**WRITTEN PROBLEM**
Count how many lines of the material hold "Crystal". Respond with that number alone.

*** PROVIDED DATA

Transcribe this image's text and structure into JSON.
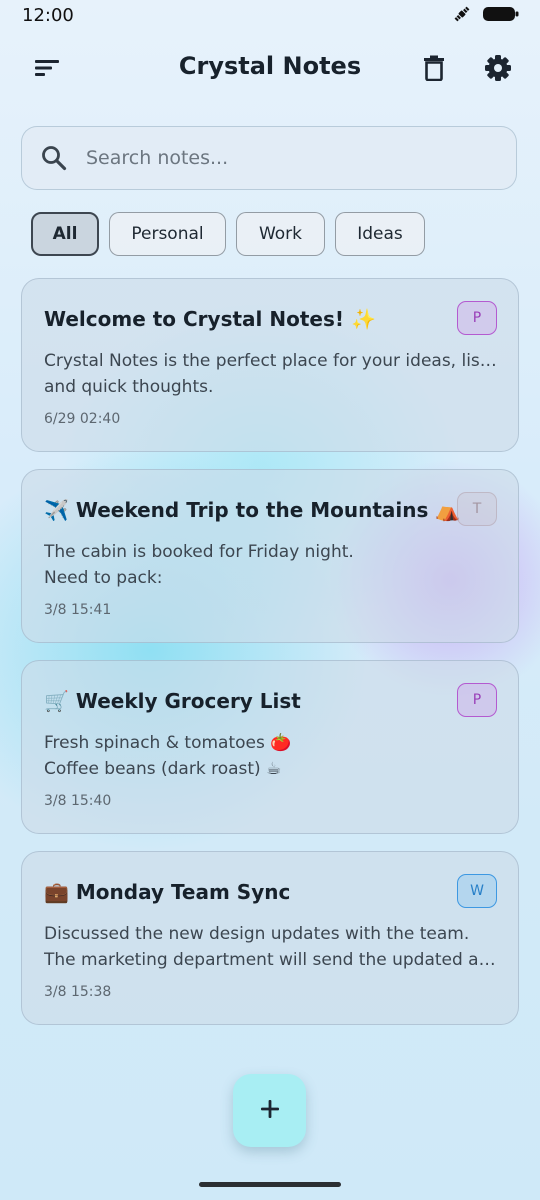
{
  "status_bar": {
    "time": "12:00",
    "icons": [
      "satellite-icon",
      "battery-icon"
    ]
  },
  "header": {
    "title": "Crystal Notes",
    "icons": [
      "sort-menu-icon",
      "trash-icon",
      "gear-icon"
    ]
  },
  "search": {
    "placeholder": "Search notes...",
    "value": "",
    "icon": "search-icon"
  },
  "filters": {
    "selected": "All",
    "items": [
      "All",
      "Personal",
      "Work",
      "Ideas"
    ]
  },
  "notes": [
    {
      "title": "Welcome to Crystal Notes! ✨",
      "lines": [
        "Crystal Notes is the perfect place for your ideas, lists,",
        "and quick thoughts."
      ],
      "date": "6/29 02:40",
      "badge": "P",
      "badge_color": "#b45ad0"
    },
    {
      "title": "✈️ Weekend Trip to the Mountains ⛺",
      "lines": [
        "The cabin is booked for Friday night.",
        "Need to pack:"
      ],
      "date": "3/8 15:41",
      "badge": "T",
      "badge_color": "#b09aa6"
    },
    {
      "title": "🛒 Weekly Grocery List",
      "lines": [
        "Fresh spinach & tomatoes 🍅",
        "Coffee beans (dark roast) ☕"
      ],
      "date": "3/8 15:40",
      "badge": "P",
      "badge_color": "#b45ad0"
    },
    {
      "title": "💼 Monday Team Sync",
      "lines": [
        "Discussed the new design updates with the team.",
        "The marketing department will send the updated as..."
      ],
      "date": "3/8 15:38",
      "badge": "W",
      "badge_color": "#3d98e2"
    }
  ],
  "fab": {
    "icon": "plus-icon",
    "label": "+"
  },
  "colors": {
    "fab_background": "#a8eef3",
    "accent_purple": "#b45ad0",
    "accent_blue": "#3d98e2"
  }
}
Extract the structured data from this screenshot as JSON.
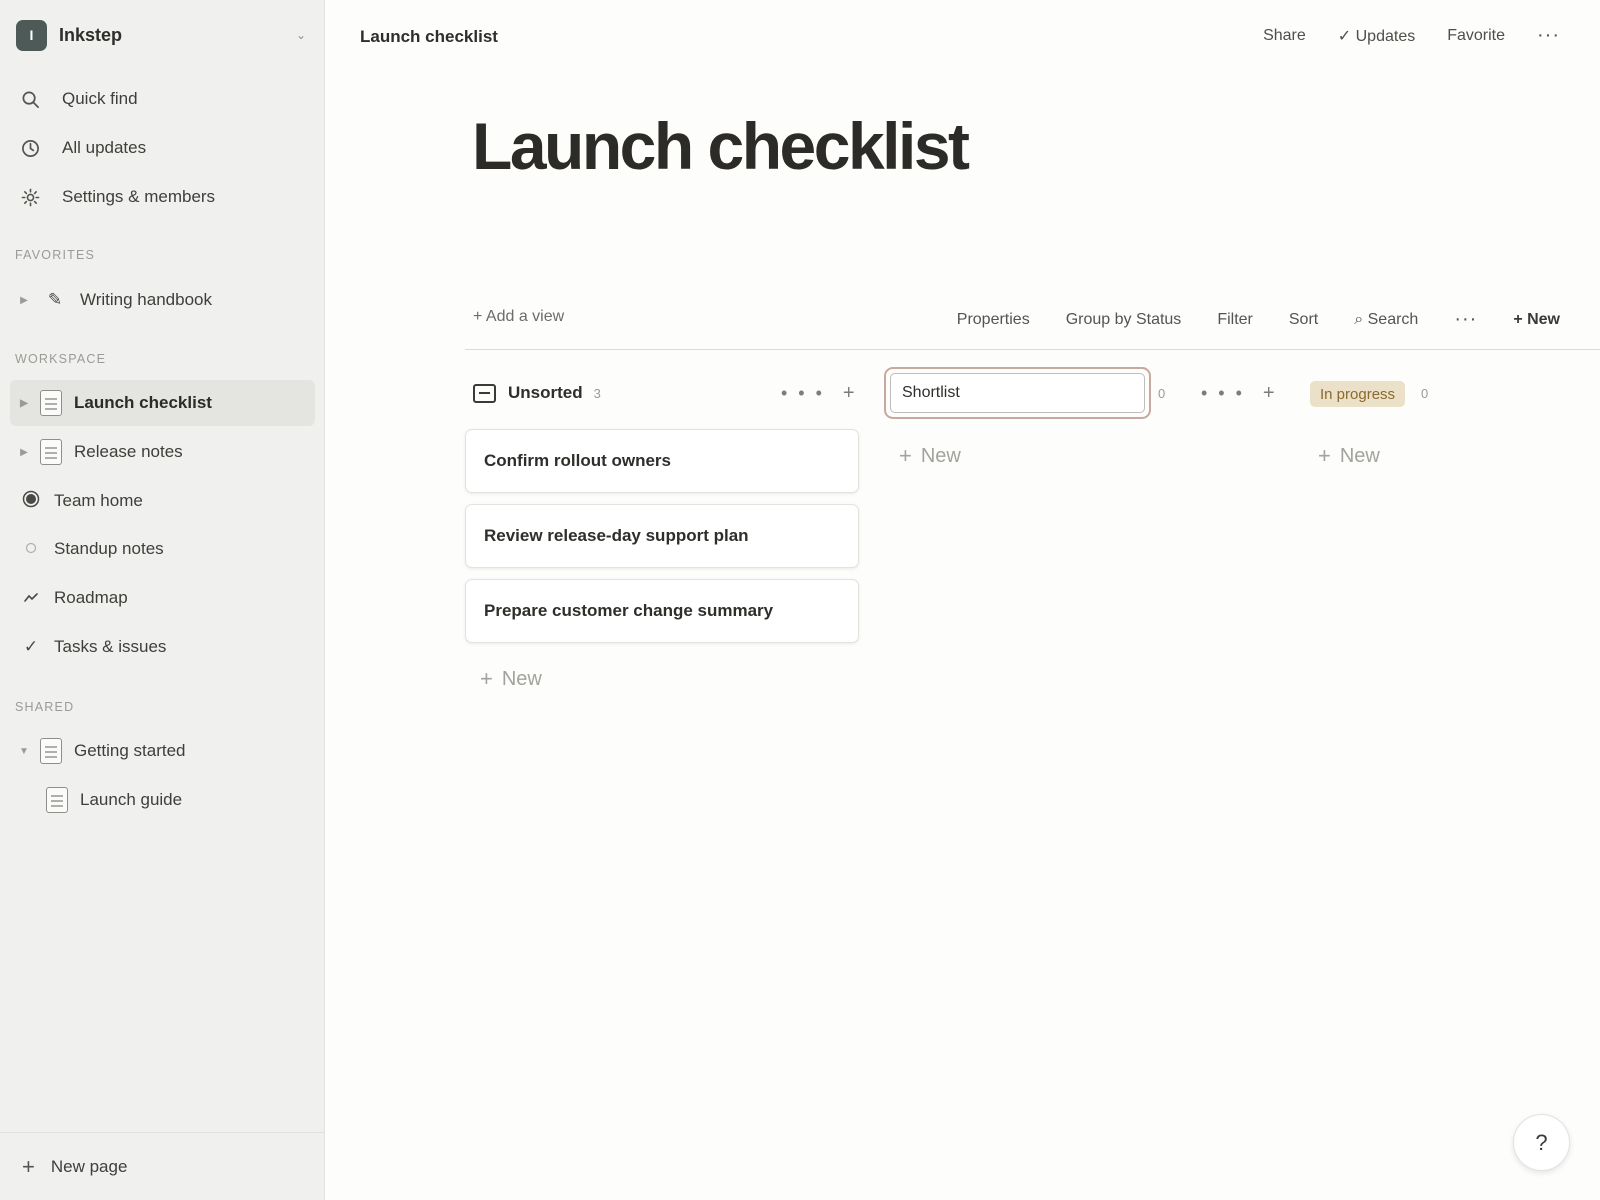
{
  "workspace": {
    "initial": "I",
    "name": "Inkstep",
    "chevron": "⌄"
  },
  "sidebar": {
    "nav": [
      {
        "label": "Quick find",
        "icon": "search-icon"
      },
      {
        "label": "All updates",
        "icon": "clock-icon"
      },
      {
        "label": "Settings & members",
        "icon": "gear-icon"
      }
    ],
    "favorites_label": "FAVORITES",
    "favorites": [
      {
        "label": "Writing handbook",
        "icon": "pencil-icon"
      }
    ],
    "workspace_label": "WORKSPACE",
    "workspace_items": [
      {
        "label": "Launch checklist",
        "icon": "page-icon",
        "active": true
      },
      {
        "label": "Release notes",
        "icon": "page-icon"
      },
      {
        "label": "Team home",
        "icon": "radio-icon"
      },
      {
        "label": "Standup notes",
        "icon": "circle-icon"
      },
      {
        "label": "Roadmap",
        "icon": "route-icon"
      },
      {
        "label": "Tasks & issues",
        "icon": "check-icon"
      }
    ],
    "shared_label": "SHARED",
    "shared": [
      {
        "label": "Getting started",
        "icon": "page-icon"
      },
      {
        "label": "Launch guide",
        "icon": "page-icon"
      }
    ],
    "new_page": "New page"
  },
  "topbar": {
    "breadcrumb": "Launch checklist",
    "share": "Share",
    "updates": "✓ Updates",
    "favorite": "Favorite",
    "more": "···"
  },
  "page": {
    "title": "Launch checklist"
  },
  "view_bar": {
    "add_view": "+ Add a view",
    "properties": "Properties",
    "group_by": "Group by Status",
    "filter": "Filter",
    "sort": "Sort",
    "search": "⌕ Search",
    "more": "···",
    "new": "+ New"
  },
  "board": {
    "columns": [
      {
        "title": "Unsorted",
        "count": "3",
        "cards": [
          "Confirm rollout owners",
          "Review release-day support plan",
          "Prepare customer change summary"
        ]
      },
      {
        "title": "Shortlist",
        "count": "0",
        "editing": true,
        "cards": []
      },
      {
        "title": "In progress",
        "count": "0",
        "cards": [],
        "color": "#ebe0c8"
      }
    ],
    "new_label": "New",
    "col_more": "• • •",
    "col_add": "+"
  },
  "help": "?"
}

******
*** PROVIDED DATA

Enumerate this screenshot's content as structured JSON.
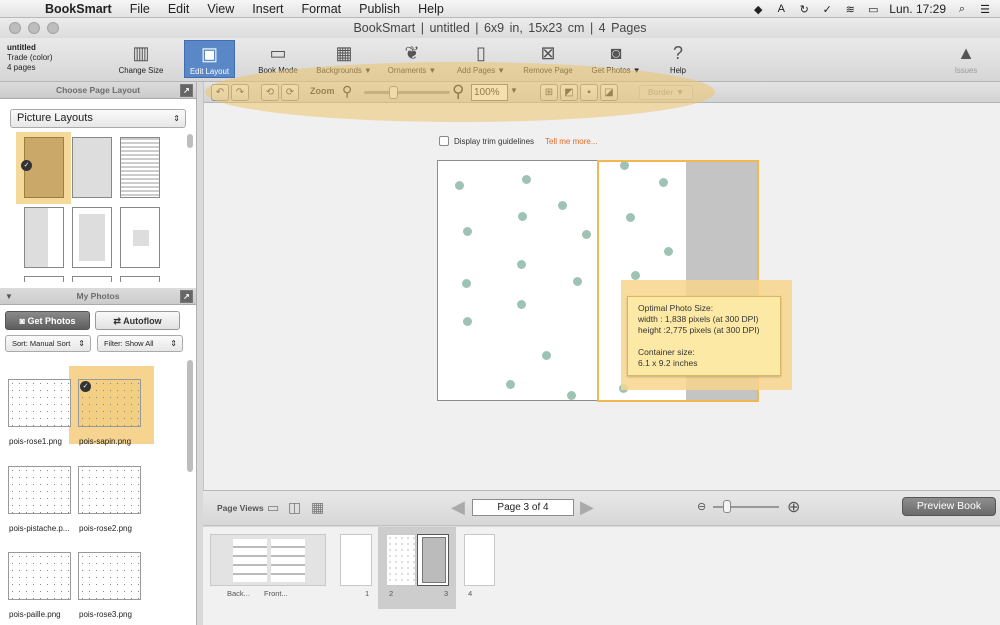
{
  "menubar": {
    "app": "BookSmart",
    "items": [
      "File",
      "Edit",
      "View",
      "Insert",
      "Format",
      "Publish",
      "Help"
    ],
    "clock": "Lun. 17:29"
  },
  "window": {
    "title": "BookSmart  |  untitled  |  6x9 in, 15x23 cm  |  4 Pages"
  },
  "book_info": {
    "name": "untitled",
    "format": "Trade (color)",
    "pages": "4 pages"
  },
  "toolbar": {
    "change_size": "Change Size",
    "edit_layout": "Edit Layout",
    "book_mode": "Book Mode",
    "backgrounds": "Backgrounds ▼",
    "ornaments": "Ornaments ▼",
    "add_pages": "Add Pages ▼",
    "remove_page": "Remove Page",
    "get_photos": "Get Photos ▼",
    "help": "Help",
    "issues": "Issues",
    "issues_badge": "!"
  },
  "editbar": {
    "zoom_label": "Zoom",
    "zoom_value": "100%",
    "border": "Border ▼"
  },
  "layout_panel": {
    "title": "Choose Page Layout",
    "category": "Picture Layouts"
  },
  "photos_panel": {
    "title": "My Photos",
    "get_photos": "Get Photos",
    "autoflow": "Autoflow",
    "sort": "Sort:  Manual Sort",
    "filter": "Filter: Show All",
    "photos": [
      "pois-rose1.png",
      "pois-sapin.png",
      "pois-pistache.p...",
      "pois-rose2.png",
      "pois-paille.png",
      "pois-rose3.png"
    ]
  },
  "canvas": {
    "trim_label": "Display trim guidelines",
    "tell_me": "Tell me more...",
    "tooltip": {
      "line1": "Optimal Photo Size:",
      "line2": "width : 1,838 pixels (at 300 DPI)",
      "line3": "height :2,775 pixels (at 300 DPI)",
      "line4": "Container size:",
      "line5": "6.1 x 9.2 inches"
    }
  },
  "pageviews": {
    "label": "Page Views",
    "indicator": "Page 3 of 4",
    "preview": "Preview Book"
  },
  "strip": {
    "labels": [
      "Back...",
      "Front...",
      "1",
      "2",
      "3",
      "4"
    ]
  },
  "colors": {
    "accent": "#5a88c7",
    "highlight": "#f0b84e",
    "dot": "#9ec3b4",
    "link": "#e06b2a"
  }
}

******
*** PROVIDED DATA

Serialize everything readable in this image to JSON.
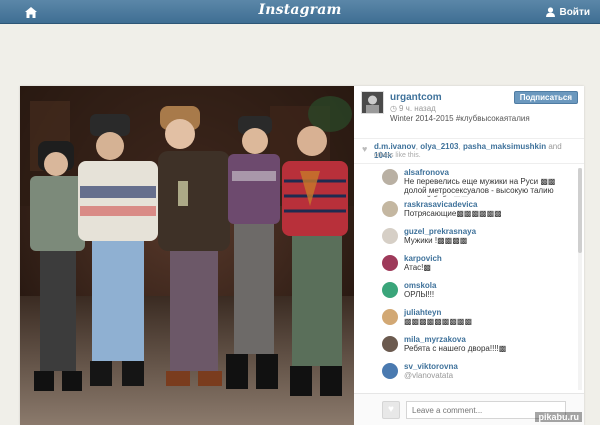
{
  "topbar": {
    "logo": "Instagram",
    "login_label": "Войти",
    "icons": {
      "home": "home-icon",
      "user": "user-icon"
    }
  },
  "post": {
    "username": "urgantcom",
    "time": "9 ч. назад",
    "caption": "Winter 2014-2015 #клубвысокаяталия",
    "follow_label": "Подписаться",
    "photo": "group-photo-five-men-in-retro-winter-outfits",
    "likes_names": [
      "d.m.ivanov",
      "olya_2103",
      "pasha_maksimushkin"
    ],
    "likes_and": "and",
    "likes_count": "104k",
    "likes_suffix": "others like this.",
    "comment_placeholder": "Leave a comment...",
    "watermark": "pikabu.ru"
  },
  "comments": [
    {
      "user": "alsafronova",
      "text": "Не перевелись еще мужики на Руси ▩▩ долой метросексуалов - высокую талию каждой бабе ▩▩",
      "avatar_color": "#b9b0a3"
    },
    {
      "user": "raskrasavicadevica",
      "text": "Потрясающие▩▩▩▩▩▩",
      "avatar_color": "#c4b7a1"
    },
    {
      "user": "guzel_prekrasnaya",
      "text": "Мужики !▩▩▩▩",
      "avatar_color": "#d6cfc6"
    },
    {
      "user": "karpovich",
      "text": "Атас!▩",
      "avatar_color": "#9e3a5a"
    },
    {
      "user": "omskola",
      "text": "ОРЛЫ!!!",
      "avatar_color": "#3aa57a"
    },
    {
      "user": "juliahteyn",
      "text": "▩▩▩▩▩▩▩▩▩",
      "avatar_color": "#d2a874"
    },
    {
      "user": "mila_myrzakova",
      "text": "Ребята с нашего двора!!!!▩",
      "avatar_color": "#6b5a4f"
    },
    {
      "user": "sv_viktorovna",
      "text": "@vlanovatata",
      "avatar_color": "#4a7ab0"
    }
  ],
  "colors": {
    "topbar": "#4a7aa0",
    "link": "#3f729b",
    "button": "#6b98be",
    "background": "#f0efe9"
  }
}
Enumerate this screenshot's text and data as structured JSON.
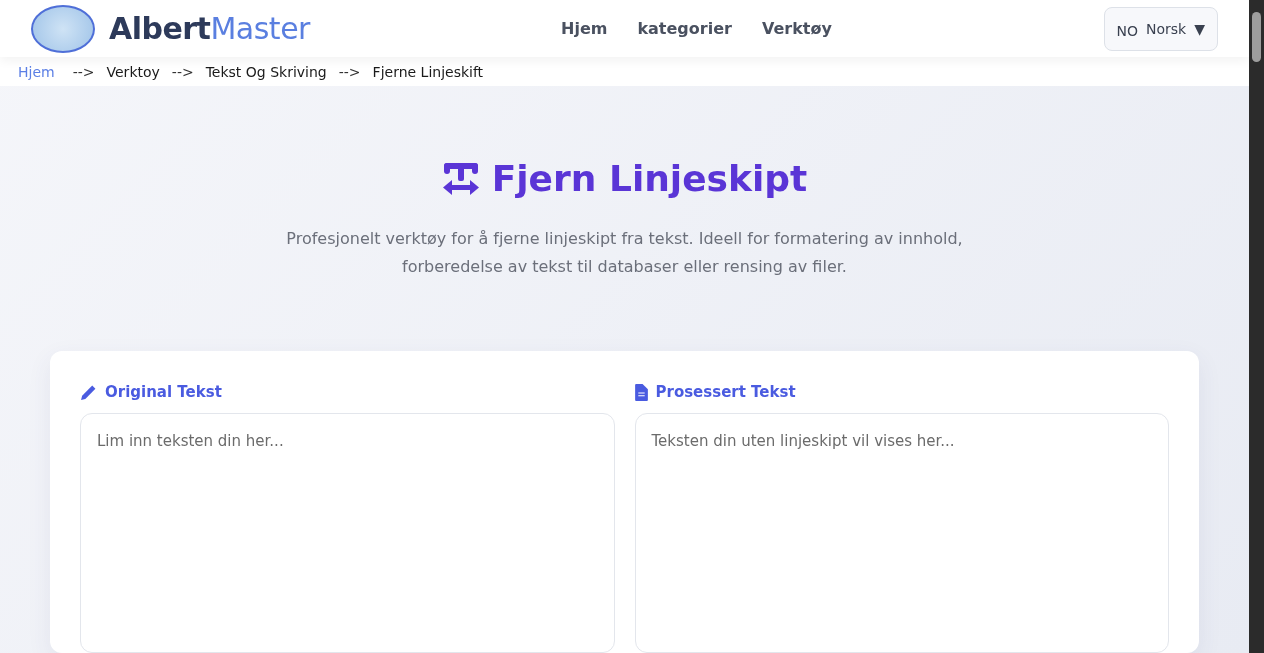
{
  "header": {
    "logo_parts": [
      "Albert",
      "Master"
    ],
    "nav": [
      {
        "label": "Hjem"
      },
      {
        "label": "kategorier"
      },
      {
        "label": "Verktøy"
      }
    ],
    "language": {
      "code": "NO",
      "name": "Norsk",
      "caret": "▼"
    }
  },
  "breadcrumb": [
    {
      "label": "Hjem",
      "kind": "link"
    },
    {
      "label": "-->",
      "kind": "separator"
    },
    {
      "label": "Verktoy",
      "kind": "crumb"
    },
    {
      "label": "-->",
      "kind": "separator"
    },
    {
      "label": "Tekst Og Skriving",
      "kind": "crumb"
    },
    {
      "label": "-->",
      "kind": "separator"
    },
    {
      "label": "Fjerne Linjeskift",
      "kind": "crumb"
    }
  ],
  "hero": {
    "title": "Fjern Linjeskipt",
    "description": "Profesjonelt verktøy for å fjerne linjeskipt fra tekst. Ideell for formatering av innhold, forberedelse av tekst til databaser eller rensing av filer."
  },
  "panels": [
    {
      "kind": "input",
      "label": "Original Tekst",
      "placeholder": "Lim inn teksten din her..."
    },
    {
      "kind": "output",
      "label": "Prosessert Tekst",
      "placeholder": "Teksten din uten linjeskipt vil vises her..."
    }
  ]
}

******

**FINISHED ANSWER**
3